+++ PROVIDED ENTRIES +++
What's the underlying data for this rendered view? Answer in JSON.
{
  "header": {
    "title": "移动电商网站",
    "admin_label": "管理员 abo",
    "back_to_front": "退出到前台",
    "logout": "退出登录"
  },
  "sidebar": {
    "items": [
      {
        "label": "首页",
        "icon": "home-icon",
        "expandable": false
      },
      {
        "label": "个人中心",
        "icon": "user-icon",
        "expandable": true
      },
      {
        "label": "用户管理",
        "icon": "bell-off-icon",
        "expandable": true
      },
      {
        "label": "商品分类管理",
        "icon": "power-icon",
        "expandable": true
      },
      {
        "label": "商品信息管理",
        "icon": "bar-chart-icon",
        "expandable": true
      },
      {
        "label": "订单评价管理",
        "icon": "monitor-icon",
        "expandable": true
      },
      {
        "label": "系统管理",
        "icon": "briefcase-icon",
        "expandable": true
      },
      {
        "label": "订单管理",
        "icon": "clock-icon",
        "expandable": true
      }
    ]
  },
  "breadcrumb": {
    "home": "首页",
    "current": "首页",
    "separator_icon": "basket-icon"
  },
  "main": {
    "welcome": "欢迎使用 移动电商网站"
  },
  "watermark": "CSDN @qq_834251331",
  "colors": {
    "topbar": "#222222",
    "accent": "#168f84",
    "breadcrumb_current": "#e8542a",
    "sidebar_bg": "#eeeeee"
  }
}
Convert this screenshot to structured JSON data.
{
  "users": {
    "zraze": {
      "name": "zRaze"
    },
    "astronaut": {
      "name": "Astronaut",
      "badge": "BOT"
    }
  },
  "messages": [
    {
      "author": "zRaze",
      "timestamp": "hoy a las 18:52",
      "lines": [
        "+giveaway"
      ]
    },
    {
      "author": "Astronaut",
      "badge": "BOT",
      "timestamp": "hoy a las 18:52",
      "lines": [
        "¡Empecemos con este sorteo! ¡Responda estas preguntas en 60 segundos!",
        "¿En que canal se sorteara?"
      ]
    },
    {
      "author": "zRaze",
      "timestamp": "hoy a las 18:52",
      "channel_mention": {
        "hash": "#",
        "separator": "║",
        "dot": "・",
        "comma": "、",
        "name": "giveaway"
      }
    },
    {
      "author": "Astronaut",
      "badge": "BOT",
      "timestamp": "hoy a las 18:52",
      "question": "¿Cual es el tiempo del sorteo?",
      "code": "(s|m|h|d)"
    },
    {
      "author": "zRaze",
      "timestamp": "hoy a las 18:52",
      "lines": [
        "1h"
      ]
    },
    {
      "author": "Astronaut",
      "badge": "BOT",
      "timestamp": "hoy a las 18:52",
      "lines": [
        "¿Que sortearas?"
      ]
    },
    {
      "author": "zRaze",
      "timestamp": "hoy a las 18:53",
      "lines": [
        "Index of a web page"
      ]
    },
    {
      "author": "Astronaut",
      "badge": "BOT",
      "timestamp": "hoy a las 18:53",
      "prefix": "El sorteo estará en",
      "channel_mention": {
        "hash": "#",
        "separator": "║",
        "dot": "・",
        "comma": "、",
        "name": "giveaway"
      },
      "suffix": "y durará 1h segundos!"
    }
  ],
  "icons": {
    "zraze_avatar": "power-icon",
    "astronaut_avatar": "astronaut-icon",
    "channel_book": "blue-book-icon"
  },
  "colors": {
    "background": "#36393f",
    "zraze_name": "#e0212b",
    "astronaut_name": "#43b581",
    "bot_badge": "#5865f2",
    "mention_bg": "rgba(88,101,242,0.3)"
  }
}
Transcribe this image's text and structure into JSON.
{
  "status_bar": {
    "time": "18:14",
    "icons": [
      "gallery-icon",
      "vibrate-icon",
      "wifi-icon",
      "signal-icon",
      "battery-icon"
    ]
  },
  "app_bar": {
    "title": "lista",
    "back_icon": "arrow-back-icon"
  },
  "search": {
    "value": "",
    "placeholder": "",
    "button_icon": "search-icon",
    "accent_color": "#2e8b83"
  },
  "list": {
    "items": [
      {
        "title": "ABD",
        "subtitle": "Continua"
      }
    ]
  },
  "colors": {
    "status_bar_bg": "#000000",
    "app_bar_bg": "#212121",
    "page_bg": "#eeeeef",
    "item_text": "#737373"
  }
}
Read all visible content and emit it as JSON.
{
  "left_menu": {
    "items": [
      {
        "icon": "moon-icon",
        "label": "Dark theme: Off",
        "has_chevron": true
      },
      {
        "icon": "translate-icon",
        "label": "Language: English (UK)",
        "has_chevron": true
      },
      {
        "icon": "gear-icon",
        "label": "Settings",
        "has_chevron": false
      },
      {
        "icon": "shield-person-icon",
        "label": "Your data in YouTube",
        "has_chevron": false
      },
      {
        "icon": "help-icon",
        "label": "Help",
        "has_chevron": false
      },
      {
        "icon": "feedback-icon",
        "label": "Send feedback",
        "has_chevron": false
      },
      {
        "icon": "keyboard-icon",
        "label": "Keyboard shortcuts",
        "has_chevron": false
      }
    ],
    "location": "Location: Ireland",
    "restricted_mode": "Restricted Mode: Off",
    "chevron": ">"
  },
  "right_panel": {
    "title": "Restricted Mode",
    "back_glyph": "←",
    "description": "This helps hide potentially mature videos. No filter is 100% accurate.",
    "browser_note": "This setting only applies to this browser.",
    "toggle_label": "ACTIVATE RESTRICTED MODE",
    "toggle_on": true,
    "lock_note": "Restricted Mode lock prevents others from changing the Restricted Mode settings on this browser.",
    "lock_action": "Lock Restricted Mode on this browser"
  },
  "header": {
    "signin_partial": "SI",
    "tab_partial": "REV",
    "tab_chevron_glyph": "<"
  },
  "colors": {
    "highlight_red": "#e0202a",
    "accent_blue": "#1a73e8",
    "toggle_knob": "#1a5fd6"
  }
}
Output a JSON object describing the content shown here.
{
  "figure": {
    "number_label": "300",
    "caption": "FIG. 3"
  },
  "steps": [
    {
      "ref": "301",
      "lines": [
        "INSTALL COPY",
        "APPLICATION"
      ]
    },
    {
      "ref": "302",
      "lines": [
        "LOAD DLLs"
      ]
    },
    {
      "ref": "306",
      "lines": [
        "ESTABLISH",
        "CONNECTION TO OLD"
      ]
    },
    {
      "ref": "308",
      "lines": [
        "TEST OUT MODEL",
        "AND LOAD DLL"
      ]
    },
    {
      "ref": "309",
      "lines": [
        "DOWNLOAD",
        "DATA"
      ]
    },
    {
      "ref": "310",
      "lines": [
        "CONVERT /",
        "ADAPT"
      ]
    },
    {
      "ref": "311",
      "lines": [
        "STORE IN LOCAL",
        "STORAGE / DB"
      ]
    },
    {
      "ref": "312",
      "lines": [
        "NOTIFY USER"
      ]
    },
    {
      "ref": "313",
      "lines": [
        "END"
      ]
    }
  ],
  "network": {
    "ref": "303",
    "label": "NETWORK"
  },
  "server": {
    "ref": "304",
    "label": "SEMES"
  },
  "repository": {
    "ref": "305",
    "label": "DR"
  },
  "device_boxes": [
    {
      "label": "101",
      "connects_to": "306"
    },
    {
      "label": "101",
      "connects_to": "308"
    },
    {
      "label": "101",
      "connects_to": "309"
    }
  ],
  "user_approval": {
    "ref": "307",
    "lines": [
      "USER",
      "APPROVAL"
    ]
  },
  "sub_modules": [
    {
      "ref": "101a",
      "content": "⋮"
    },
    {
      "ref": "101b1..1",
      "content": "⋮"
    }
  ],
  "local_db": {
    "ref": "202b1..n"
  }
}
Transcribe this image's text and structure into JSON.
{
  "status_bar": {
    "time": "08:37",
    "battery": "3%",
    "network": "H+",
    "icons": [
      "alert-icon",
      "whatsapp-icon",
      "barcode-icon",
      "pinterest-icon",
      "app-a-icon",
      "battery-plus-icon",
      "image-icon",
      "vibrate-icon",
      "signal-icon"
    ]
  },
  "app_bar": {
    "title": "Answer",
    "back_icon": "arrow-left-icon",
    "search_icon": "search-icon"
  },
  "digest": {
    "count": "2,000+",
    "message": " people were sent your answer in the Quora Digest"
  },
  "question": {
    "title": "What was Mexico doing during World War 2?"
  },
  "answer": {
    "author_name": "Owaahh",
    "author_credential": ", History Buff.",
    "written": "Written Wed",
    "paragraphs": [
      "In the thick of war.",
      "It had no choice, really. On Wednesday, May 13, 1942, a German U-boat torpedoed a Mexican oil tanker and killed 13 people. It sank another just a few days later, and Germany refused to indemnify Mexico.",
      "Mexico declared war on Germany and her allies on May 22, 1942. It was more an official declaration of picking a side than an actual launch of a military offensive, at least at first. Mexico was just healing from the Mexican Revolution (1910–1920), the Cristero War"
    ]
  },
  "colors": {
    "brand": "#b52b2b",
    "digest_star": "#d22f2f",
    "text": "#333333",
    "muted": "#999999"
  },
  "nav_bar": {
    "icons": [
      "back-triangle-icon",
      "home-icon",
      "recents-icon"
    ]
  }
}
+++
WHAT IS ASKED: Copy out each line of the data containing the string "segundos".

WORKED ANSWER:
        "¡Empecemos con este sorteo! ¡Responda estas preguntas en 60 segundos!",
      "suffix": "y durará 1h segundos!"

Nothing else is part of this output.